What the task requires
Can you give the listing as a Markdown table with the columns Row and Line, starting at its first line and going on through the line with "x-tick-label: 09:00 <box>504", one numbered row per line and blank lines left out?

Input data
========
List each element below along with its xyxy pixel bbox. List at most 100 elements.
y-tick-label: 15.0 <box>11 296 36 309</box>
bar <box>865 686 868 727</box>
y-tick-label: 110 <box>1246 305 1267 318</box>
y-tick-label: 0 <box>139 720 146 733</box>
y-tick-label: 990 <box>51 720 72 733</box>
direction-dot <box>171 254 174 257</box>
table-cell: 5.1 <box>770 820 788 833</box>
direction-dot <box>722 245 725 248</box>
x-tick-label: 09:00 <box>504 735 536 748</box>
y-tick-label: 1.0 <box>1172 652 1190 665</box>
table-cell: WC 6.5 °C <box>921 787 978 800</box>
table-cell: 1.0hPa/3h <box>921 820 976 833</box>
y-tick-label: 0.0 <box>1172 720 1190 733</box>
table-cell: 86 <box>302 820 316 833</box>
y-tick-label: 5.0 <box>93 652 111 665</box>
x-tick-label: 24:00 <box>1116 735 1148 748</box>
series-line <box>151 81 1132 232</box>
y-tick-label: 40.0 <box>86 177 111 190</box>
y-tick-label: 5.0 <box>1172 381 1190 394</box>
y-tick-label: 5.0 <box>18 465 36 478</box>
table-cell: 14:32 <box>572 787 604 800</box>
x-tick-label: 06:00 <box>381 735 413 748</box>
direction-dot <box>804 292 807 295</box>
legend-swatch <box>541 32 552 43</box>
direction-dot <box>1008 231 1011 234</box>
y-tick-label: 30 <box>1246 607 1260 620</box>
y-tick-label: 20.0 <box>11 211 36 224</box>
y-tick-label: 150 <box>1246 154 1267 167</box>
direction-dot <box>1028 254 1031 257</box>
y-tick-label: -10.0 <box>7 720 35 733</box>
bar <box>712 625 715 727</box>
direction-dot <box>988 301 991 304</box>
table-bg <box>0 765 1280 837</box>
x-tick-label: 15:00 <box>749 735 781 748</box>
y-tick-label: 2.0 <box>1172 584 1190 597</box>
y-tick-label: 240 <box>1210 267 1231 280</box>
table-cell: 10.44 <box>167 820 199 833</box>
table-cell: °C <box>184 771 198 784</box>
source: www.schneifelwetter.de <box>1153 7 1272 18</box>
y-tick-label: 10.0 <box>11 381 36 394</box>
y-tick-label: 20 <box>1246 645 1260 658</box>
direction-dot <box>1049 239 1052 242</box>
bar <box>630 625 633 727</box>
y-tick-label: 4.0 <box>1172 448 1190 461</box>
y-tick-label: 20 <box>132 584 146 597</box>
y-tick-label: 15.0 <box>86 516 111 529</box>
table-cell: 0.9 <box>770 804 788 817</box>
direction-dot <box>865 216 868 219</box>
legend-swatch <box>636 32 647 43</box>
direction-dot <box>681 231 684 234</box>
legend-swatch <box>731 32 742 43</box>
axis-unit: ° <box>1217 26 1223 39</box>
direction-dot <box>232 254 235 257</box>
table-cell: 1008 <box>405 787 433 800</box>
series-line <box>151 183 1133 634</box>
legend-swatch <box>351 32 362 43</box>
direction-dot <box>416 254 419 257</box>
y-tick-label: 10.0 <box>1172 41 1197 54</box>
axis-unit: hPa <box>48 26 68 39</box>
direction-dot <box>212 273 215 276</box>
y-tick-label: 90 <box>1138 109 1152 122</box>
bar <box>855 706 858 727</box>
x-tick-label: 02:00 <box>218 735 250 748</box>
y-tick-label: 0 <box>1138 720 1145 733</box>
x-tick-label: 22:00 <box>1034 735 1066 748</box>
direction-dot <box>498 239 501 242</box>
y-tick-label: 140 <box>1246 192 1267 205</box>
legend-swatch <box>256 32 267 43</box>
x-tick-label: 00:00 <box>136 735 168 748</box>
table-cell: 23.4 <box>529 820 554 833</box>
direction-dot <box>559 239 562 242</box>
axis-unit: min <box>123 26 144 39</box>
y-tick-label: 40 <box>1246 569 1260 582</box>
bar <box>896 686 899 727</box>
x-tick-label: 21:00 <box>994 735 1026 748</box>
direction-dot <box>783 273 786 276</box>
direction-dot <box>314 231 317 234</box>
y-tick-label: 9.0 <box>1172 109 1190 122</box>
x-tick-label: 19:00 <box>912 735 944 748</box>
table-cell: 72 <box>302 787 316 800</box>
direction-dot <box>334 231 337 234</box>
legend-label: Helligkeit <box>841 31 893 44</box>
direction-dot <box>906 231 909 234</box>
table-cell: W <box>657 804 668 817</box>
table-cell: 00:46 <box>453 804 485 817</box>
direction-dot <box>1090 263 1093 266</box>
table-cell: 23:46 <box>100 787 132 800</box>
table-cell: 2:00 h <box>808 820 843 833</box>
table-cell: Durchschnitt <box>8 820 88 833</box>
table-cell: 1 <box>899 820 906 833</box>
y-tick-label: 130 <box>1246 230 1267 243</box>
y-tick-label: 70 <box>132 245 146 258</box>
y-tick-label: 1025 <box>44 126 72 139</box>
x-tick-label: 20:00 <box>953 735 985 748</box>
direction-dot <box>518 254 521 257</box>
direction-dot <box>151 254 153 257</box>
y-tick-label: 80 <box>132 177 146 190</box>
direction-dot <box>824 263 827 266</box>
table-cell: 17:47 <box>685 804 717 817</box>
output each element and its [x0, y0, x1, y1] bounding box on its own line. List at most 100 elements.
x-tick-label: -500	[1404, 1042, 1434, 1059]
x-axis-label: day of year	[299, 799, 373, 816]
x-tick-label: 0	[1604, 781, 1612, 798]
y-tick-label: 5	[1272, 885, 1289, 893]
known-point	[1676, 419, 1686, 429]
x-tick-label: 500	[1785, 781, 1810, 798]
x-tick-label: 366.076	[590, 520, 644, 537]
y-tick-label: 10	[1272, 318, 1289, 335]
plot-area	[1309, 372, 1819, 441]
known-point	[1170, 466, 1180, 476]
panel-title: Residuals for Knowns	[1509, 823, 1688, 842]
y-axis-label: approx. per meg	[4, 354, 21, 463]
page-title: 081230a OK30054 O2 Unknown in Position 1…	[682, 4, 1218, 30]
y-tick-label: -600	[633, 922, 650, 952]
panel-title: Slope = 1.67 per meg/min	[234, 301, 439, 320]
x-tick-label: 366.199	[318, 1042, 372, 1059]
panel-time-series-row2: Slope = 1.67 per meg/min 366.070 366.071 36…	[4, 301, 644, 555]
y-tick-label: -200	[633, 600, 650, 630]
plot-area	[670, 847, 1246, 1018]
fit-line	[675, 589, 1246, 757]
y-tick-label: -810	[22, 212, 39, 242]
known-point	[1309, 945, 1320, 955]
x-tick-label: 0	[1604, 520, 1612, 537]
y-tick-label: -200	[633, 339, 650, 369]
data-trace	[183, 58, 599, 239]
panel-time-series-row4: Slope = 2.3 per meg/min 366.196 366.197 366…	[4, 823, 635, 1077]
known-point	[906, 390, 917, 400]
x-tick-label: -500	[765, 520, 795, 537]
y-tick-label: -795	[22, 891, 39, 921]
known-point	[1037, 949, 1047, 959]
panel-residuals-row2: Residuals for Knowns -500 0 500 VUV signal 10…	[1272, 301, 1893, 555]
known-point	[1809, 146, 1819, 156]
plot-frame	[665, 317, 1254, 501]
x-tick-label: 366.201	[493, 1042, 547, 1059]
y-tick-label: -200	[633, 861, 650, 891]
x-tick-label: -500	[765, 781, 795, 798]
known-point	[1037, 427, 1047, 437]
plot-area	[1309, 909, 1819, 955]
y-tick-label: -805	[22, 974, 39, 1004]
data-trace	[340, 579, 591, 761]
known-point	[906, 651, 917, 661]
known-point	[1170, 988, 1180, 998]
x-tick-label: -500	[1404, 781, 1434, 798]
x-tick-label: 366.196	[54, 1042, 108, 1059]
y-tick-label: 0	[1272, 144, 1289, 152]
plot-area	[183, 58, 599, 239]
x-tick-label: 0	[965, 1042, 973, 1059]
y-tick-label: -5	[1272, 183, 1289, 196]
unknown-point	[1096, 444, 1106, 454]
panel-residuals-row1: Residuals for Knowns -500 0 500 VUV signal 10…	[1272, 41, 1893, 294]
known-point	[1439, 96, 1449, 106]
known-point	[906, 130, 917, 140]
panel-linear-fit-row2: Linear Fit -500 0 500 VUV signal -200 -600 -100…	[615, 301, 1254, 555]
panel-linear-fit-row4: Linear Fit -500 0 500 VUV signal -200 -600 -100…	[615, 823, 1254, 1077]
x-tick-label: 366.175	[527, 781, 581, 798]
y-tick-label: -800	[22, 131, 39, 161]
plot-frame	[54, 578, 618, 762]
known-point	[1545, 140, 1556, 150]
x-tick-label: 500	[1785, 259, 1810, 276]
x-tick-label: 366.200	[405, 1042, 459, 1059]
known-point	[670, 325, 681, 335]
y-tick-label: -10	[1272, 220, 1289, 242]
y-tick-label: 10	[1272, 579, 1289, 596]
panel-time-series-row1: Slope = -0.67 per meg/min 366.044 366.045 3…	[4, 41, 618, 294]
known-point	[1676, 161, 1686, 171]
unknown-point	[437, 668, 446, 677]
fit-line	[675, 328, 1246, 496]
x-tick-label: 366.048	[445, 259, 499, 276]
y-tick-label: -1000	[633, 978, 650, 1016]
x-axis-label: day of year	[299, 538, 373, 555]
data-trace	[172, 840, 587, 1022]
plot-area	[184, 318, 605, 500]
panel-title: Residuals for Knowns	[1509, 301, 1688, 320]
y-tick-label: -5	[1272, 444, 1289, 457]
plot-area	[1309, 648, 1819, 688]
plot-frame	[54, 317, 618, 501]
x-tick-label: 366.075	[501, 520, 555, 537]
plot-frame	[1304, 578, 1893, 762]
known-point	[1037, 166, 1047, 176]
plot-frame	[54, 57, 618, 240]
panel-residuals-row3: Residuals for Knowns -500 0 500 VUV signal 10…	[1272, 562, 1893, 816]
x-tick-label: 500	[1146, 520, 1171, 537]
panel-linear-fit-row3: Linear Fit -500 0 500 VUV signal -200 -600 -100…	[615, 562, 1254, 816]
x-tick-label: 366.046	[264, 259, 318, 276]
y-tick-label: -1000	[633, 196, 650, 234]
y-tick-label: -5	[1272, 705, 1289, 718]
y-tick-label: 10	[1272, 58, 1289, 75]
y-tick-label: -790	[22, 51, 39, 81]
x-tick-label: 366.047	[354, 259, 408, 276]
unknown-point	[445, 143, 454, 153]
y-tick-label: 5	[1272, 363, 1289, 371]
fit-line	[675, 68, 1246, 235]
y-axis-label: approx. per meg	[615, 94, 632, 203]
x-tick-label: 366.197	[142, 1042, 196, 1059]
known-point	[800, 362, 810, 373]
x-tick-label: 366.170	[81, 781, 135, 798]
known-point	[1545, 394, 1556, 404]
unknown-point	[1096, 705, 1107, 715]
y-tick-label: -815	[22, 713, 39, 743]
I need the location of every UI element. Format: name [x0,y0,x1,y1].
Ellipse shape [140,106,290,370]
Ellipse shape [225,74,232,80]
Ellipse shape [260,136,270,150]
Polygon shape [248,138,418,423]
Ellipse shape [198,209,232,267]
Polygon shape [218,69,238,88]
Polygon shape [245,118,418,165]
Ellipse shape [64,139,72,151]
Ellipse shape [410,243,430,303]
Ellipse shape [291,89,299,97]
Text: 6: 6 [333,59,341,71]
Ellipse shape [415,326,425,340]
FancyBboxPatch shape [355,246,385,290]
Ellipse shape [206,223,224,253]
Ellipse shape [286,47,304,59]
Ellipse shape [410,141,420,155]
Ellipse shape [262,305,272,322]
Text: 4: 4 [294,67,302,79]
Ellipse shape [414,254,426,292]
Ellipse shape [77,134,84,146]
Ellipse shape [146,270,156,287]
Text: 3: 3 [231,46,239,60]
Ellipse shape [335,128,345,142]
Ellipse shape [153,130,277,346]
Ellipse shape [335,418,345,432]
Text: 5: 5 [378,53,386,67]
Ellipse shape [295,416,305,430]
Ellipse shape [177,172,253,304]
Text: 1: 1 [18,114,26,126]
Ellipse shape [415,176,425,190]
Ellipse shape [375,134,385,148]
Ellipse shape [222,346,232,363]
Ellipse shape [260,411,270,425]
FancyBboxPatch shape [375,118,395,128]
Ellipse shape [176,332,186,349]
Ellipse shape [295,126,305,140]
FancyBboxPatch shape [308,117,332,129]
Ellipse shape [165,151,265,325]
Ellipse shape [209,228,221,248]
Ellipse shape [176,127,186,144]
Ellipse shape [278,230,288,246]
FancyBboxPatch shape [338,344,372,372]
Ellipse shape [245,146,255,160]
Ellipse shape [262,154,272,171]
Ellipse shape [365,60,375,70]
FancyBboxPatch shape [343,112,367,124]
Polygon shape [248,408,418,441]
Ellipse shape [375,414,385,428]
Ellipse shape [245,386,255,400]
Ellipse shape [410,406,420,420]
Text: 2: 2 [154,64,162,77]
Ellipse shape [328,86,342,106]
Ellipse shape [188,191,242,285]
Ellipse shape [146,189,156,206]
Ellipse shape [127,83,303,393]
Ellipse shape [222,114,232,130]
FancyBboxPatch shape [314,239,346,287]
========
Finished exercise
| Row | Line |
|---|---|
| 1 | List each element below along with its xyxy pixel bbox. List at most 100 elements. |
| 2 | y-tick-label: 15.0 <box>11 296 36 309</box> |
| 3 | bar <box>865 686 868 727</box> |
| 4 | y-tick-label: 110 <box>1246 305 1267 318</box> |
| 5 | y-tick-label: 0 <box>139 720 146 733</box> |
| 6 | y-tick-label: 990 <box>51 720 72 733</box> |
| 7 | direction-dot <box>171 254 174 257</box> |
| 8 | table-cell: 5.1 <box>770 820 788 833</box> |
| 9 | direction-dot <box>722 245 725 248</box> |
| 10 | x-tick-label: 09:00 <box>504 735 536 748</box> |